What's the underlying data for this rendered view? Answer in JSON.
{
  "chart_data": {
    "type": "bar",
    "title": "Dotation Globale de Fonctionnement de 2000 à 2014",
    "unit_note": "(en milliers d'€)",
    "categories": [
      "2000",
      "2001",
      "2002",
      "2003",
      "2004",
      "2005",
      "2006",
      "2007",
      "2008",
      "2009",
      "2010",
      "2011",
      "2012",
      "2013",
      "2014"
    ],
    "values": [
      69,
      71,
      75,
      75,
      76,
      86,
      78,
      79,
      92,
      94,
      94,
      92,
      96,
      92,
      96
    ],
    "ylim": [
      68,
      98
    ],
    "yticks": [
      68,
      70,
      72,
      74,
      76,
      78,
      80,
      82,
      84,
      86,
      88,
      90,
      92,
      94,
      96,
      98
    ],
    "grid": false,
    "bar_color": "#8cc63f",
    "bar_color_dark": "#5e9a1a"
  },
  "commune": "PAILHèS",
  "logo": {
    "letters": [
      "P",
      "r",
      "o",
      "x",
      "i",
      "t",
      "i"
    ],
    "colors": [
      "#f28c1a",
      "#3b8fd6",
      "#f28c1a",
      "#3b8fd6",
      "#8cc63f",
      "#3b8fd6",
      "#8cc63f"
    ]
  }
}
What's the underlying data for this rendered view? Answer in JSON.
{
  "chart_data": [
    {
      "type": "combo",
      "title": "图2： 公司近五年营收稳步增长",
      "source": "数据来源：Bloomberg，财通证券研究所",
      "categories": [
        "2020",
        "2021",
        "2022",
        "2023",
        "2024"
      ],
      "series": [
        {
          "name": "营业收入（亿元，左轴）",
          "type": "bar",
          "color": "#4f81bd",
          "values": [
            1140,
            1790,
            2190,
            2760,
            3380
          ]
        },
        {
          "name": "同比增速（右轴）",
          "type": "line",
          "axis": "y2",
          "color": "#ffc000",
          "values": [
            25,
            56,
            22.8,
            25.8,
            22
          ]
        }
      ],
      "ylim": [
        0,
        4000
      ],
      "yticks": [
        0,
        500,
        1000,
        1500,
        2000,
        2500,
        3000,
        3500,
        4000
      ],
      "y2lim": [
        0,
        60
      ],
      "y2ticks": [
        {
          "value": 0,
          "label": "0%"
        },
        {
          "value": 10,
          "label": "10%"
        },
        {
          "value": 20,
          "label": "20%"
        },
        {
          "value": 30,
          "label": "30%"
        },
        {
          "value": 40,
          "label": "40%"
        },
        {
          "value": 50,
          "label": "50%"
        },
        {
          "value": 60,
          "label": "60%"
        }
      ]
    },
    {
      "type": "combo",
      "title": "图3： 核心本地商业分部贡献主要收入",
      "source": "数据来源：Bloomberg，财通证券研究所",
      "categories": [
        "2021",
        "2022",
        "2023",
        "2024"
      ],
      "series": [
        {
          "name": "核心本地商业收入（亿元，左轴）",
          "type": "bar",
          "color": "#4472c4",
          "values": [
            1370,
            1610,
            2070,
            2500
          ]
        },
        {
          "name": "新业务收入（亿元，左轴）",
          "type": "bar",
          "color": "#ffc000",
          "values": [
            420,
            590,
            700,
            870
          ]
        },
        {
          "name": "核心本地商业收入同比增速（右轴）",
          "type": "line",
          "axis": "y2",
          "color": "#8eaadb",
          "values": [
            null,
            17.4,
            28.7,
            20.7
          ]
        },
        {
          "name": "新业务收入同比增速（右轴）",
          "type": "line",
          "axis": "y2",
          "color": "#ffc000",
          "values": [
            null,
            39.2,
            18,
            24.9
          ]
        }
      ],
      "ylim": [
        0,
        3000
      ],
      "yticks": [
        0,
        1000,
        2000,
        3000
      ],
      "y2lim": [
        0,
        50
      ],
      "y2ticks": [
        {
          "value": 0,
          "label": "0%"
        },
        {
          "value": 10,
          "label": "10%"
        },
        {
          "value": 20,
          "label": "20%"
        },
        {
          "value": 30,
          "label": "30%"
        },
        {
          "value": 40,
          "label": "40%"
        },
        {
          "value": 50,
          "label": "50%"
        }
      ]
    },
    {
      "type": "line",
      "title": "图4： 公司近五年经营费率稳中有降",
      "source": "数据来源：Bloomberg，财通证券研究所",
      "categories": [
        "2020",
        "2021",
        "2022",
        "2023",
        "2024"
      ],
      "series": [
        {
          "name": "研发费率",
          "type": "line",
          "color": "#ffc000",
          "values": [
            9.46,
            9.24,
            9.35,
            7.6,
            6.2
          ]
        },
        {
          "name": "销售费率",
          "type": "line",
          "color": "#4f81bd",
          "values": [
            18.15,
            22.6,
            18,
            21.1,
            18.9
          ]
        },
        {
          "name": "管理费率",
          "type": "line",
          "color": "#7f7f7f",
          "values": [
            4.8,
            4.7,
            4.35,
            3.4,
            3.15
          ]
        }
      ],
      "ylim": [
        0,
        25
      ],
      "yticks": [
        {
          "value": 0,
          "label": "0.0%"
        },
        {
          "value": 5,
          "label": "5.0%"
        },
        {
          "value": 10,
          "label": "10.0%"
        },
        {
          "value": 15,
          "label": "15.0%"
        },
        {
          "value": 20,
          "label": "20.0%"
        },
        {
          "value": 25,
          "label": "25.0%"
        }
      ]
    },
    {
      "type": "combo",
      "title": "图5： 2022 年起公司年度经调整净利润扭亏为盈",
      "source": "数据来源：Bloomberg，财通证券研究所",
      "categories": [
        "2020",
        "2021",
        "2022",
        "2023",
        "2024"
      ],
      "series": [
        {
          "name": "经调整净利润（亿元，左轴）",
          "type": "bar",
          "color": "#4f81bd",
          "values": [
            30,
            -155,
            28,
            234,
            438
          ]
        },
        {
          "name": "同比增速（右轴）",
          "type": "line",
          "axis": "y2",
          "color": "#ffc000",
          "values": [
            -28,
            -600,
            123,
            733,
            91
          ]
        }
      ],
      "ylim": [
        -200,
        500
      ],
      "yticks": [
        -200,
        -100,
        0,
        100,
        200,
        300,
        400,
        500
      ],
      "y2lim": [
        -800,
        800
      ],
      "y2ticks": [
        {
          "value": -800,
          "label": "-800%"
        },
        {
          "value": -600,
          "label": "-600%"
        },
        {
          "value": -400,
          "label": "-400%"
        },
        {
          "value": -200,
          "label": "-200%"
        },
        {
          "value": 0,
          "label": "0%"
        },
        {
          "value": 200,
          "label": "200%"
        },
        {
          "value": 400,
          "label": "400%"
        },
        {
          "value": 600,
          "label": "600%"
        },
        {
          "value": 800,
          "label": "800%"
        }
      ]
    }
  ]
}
::::
- [WHAT IS REQUIRED]: Repeat each record in full; every line must match exactly.

- [FINISHED TASK]:
What's the underlying data for this rendered view? Answer in JSON.
{
  "chart_data": {
    "type": "bar",
    "title": "Dotation Globale de Fonctionnement de 2000 à 2014",
    "unit_note": "(en milliers d'€)",
    "categories": [
      "2000",
      "2001",
      "2002",
      "2003",
      "2004",
      "2005",
      "2006",
      "2007",
      "2008",
      "2009",
      "2010",
      "2011",
      "2012",
      "2013",
      "2014"
    ],
    "values": [
      69,
      71,
      75,
      75,
      76,
      86,
      78,
      79,
      92,
      94,
      94,
      92,
      96,
      92,
      96
    ],
    "ylim": [
      68,
      98
    ],
    "yticks": [
      68,
      70,
      72,
      74,
      76,
      78,
      80,
      82,
      84,
      86,
      88,
      90,
      92,
      94,
      96,
      98
    ],
    "grid": false,
    "bar_color": "#8cc63f",
    "bar_color_dark": "#5e9a1a"
  },
  "commune": "PAILHèS",
  "logo": {
    "letters": [
      "P",
      "r",
      "o",
      "x",
      "i",
      "t",
      "i"
    ],
    "colors": [
      "#f28c1a",
      "#3b8fd6",
      "#f28c1a",
      "#3b8fd6",
      "#8cc63f",
      "#3b8fd6",
      "#8cc63f"
    ]
  }
}
What's the underlying data for this rendered view? Answer in JSON.
{
  "chart_data": [
    {
      "type": "combo",
      "title": "图2： 公司近五年营收稳步增长",
      "source": "数据来源：Bloomberg，财通证券研究所",
      "categories": [
        "2020",
        "2021",
        "2022",
        "2023",
        "2024"
      ],
      "series": [
        {
          "name": "营业收入（亿元，左轴）",
          "type": "bar",
          "color": "#4f81bd",
          "values": [
            1140,
            1790,
            2190,
            2760,
            3380
          ]
        },
        {
          "name": "同比增速（右轴）",
          "type": "line",
          "axis": "y2",
          "color": "#ffc000",
          "values": [
            25,
            56,
            22.8,
            25.8,
            22
          ]
        }
      ],
      "ylim": [
        0,
        4000
      ],
      "yticks": [
        0,
        500,
        1000,
        1500,
        2000,
        2500,
        3000,
        3500,
        4000
      ],
      "y2lim": [
        0,
        60
      ],
      "y2ticks": [
        {
          "value": 0,
          "label": "0%"
        },
        {
          "value": 10,
          "label": "10%"
        },
        {
          "value": 20,
          "label": "20%"
        },
        {
          "value": 30,
          "label": "30%"
        },
        {
          "value": 40,
          "label": "40%"
        },
        {
          "value": 50,
          "label": "50%"
        },
        {
          "value": 60,
          "label": "60%"
        }
      ]
    },
    {
      "type": "combo",
      "title": "图3： 核心本地商业分部贡献主要收入",
      "source": "数据来源：Bloomberg，财通证券研究所",
      "categories": [
        "2021",
        "2022",
        "2023",
        "2024"
      ],
      "series": [
        {
          "name": "核心本地商业收入（亿元，左轴）",
          "type": "bar",
          "color": "#4472c4",
          "values": [
            1370,
            1610,
            2070,
            2500
          ]
        },
        {
          "name": "新业务收入（亿元，左轴）",
          "type": "bar",
          "color": "#ffc000",
          "values": [
            420,
            590,
            700,
            870
          ]
        },
        {
          "name": "核心本地商业收入同比增速（右轴）",
          "type": "line",
          "axis": "y2",
          "color": "#8eaadb",
          "values": [
            null,
            17.4,
            28.7,
            20.7
          ]
        },
        {
          "name": "新业务收入同比增速（右轴）",
          "type": "line",
          "axis": "y2",
          "color": "#ffc000",
          "values": [
            null,
            39.2,
            18,
            24.9
          ]
        }
      ],
      "ylim": [
        0,
        3000
      ],
      "yticks": [
        0,
        1000,
        2000,
        3000
      ],
      "y2lim": [
        0,
        50
      ],
      "y2ticks": [
        {
          "value": 0,
          "label": "0%"
        },
        {
          "value": 10,
          "label": "10%"
        },
        {
          "value": 20,
          "label": "20%"
        },
        {
          "value": 30,
          "label": "30%"
        },
        {
          "value": 40,
          "label": "40%"
        },
        {
          "value": 50,
          "label": "50%"
        }
      ]
    },
    {
      "type": "line",
      "title": "图4： 公司近五年经营费率稳中有降",
      "source": "数据来源：Bloomberg，财通证券研究所",
      "categories": [
        "2020",
        "2021",
        "2022",
        "2023",
        "2024"
      ],
      "series": [
        {
          "name": "研发费率",
          "type": "line",
          "color": "#ffc000",
          "values": [
            9.46,
            9.24,
            9.35,
            7.6,
            6.2
          ]
        },
        {
          "name": "销售费率",
          "type": "line",
          "color": "#4f81bd",
          "values": [
            18.15,
            22.6,
            18,
            21.1,
            18.9
          ]
        },
        {
          "name": "管理费率",
          "type": "line",
          "color": "#7f7f7f",
          "values": [
            4.8,
            4.7,
            4.35,
            3.4,
            3.15
          ]
        }
      ],
      "ylim": [
        0,
        25
      ],
      "yticks": [
        {
          "value": 0,
          "label": "0.0%"
        },
        {
          "value": 5,
          "label": "5.0%"
        },
        {
          "value": 10,
          "label": "10.0%"
        },
        {
          "value": 15,
          "label": "15.0%"
        },
        {
          "value": 20,
          "label": "20.0%"
        },
        {
          "value": 25,
          "label": "25.0%"
        }
      ]
    },
    {
      "type": "combo",
      "title": "图5： 2022 年起公司年度经调整净利润扭亏为盈",
      "source": "数据来源：Bloomberg，财通证券研究所",
      "categories": [
        "2020",
        "2021",
        "2022",
        "2023",
        "2024"
      ],
      "series": [
        {
          "name": "经调整净利润（亿元，左轴）",
          "type": "bar",
          "color": "#4f81bd",
          "values": [
            30,
            -155,
            28,
            234,
            438
          ]
        },
        {
          "name": "同比增速（右轴）",
          "type": "line",
          "axis": "y2",
          "color": "#ffc000",
          "values": [
            -28,
            -600,
            123,
            733,
            91
          ]
        }
      ],
      "ylim": [
        -200,
        500
      ],
      "yticks": [
        -200,
        -100,
        0,
        100,
        200,
        300,
        400,
        500
      ],
      "y2lim": [
        -800,
        800
      ],
      "y2ticks": [
        {
          "value": -800,
          "label": "-800%"
        },
        {
          "value": -600,
          "label": "-600%"
        },
        {
          "value": -400,
          "label": "-400%"
        },
        {
          "value": -200,
          "label": "-200%"
        },
        {
          "value": 0,
          "label": "0%"
        },
        {
          "value": 200,
          "label": "200%"
        },
        {
          "value": 400,
          "label": "400%"
        },
        {
          "value": 600,
          "label": "600%"
        },
        {
          "value": 800,
          "label": "800%"
        }
      ]
    }
  ]
}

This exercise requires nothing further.